== Direction ==
Quote verbatim the stretch of the items that begins with the line containing "sample-marker bbox=[433, 270, 444, 280]" and ends with the line containing "sample-marker bbox=[433, 409, 444, 420]", including both of those lines.

== Exercise materials ==
——————————

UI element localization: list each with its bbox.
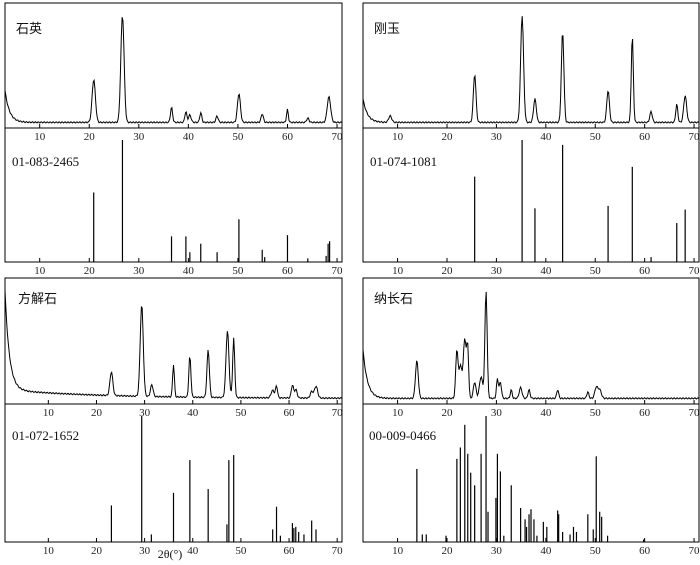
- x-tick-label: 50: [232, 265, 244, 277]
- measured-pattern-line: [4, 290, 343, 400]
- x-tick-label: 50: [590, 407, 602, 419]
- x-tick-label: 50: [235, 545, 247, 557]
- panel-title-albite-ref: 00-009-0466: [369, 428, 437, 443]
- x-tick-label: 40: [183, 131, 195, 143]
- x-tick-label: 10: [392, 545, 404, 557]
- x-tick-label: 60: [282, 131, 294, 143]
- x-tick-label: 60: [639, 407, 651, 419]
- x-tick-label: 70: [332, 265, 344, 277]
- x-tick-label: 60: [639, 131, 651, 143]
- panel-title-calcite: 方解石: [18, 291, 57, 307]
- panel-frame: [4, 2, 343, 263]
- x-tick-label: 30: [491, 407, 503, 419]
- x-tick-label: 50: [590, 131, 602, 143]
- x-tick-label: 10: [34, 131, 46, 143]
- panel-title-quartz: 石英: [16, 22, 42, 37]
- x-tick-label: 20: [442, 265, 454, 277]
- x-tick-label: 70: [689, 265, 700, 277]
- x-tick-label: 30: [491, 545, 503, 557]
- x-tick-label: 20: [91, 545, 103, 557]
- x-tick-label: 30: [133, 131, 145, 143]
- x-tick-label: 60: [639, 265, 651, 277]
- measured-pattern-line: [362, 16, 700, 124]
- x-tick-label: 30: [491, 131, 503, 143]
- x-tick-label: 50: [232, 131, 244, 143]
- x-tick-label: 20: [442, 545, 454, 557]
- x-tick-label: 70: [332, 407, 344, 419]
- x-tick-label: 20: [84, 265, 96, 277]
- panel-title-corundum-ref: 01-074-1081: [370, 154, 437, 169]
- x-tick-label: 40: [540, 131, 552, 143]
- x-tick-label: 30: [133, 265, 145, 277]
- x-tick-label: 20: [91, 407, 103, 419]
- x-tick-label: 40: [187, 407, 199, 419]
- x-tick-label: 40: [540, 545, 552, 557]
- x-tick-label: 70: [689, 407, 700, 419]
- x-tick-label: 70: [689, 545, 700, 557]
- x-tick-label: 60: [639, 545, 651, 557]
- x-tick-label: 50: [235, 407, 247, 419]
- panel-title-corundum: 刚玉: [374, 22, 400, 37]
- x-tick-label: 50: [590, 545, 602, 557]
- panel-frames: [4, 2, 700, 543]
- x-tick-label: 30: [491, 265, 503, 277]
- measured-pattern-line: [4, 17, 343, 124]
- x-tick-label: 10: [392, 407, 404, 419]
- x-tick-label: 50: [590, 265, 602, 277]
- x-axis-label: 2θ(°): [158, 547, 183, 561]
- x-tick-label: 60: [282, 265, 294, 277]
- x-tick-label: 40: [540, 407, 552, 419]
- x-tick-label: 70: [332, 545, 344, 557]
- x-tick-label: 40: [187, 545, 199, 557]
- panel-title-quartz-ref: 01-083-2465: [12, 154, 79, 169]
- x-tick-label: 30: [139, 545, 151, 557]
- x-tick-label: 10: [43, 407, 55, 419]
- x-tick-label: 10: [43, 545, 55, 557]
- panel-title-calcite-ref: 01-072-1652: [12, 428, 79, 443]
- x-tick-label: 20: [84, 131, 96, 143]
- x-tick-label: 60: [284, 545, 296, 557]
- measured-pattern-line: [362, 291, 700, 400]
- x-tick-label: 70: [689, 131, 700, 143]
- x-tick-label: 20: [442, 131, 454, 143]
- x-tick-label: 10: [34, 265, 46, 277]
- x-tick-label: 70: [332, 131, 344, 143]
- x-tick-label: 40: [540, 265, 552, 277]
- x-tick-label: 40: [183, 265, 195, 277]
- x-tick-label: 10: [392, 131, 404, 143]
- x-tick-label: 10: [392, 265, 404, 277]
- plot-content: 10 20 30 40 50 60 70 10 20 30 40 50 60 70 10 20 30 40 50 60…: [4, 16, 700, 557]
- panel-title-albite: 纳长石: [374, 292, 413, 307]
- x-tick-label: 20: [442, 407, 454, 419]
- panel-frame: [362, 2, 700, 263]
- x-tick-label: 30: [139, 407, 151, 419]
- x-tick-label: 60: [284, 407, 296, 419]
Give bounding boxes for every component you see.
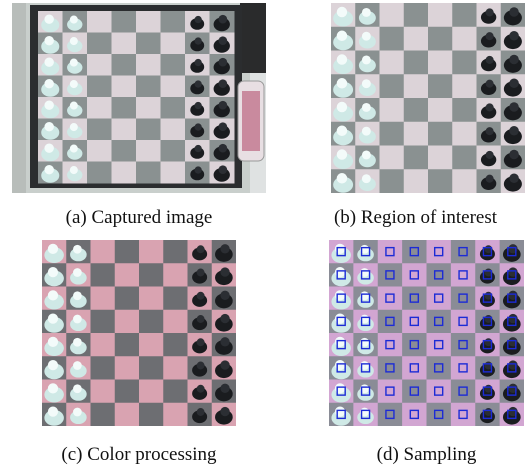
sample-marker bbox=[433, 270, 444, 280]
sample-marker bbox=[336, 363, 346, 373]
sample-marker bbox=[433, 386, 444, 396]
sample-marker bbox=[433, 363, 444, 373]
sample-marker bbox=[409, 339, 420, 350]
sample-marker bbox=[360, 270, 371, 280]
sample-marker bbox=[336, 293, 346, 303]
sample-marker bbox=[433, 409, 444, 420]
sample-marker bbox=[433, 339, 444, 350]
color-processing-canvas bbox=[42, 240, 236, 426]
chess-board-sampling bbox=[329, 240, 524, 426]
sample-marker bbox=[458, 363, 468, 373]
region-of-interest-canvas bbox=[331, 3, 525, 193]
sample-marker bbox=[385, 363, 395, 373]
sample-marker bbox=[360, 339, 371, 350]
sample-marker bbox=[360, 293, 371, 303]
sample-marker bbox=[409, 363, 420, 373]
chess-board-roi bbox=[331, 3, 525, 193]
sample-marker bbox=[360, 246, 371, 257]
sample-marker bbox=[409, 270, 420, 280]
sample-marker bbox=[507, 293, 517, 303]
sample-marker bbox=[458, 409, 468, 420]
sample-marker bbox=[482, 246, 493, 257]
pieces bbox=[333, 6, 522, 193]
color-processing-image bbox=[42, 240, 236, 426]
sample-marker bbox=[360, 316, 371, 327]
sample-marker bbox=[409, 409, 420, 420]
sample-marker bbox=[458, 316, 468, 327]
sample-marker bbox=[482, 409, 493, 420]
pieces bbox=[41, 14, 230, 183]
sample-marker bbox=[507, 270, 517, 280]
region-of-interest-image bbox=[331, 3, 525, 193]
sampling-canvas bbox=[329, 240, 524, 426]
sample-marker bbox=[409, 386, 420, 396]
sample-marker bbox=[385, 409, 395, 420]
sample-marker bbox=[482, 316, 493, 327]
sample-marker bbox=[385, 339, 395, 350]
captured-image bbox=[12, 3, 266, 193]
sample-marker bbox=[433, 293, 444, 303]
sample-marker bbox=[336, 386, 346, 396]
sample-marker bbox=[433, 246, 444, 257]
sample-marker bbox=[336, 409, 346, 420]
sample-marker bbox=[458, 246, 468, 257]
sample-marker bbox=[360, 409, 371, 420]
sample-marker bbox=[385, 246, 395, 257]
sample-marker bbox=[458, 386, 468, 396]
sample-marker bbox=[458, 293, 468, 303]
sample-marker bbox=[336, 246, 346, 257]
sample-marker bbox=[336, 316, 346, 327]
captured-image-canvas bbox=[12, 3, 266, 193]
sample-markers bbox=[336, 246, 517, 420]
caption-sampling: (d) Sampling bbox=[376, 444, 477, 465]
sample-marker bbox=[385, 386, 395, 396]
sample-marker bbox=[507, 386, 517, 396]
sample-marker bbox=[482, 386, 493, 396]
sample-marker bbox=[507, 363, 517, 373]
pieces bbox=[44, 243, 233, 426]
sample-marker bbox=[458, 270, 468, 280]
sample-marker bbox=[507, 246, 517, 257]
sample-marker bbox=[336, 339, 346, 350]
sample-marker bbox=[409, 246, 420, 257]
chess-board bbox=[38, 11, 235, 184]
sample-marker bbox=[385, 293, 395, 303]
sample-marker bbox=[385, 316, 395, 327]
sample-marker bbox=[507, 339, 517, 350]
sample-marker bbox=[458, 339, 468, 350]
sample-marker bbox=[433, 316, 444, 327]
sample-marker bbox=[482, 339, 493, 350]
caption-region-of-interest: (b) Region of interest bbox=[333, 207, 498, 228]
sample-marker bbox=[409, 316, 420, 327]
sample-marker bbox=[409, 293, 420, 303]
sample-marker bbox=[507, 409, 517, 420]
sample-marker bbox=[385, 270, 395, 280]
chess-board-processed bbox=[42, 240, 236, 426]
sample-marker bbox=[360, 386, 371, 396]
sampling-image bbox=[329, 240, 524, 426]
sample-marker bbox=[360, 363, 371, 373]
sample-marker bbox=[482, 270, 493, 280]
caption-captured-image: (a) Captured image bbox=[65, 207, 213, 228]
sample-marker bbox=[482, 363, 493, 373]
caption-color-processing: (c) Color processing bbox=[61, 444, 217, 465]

——————————

== Completed task ==
sample-marker bbox=[433, 270, 444, 280]
sample-marker bbox=[336, 363, 346, 373]
sample-marker bbox=[433, 386, 444, 396]
sample-marker bbox=[433, 363, 444, 373]
sample-marker bbox=[409, 339, 420, 350]
sample-marker bbox=[360, 270, 371, 280]
sample-marker bbox=[336, 293, 346, 303]
sample-marker bbox=[433, 409, 444, 420]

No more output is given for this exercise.